## Instruction
Say how many lines contain "kisi", using only the number.
———
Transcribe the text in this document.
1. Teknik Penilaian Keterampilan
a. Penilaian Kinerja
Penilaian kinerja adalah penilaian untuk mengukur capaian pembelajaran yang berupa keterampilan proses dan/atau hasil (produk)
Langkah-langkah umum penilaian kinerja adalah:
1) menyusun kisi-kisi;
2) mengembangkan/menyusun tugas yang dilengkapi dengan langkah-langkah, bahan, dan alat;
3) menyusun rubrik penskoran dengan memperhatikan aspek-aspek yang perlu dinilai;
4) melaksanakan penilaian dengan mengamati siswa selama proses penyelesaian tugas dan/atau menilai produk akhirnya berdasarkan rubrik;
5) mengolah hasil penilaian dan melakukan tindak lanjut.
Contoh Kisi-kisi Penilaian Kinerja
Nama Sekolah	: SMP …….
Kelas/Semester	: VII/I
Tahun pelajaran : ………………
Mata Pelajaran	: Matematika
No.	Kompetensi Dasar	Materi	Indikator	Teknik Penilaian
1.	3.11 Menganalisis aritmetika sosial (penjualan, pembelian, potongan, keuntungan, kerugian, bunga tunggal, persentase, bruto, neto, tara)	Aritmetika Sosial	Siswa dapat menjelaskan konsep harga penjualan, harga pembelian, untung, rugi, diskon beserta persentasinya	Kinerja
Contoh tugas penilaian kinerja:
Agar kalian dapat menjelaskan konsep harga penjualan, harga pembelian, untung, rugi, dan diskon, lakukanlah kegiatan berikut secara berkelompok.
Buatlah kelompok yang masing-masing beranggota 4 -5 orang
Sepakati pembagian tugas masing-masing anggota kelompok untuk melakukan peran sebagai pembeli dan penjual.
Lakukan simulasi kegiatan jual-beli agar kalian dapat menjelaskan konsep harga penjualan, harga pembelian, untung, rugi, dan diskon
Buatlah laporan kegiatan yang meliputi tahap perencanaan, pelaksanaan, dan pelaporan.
———
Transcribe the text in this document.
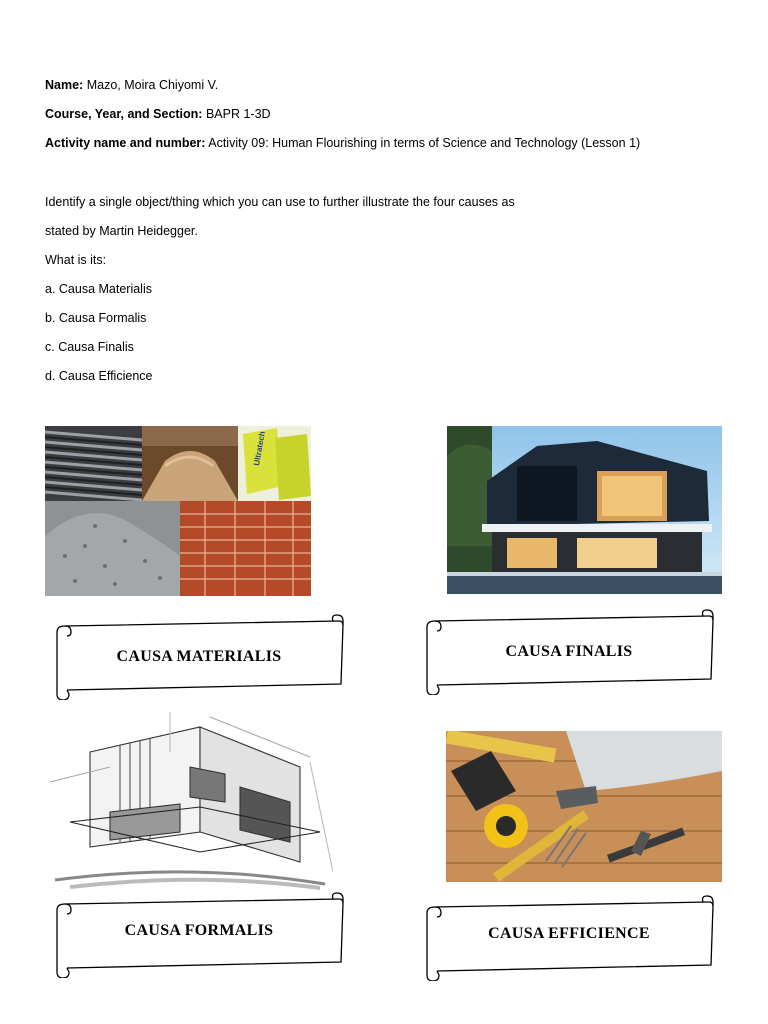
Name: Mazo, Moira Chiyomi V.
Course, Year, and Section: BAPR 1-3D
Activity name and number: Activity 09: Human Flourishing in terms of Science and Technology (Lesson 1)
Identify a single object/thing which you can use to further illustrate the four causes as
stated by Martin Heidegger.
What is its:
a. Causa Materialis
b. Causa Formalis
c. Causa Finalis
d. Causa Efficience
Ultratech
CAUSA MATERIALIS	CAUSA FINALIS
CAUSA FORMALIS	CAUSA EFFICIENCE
———
## Task answer
2